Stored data
◆ ◆ ◆ ◆ ◆ ◆ ◆
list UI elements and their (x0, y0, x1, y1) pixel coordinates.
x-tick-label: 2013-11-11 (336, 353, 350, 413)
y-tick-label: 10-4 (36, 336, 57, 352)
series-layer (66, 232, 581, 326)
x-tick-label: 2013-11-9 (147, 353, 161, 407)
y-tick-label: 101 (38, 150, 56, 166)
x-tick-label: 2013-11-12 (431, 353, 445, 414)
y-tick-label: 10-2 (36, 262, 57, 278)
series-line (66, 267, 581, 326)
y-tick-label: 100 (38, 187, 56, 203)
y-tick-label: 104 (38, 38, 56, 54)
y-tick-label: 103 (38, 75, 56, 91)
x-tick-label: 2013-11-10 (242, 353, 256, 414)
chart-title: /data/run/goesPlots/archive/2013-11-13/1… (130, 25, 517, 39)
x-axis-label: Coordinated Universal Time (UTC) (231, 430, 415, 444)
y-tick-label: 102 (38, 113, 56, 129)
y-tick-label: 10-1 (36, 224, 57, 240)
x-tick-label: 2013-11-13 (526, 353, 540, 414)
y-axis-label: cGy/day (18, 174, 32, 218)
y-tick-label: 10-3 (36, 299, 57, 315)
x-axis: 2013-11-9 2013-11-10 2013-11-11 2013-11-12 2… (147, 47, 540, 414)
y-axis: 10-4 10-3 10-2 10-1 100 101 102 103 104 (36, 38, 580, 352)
◆ ◆ ◆ ◆ ◆ ◆ ◆
YOUR TASK
Please print every line of the stored data records above verbatim, keeping the original order.

RIGHT ANSWER
list UI elements and their (x0, y0, x1, y1) pixel coordinates.
x-tick-label: 2013-11-11 (336, 353, 350, 413)
y-tick-label: 10-4 (36, 336, 57, 352)
series-layer (66, 232, 581, 326)
x-tick-label: 2013-11-9 (147, 353, 161, 407)
y-tick-label: 101 (38, 150, 56, 166)
x-tick-label: 2013-11-12 (431, 353, 445, 414)
y-tick-label: 10-2 (36, 262, 57, 278)
series-line (66, 267, 581, 326)
y-tick-label: 100 (38, 187, 56, 203)
y-tick-label: 104 (38, 38, 56, 54)
y-tick-label: 103 (38, 75, 56, 91)
x-tick-label: 2013-11-10 (242, 353, 256, 414)
chart-title: /data/run/goesPlots/archive/2013-11-13/1… (130, 25, 517, 39)
x-axis-label: Coordinated Universal Time (UTC) (231, 430, 415, 444)
y-tick-label: 102 (38, 113, 56, 129)
y-tick-label: 10-1 (36, 224, 57, 240)
x-tick-label: 2013-11-13 (526, 353, 540, 414)
y-axis-label: cGy/day (18, 174, 32, 218)
y-tick-label: 10-3 (36, 299, 57, 315)
x-axis: 2013-11-9 2013-11-10 2013-11-11 2013-11-12 2… (147, 47, 540, 414)
y-axis: 10-4 10-3 10-2 10-1 100 101 102 103 104 (36, 38, 580, 352)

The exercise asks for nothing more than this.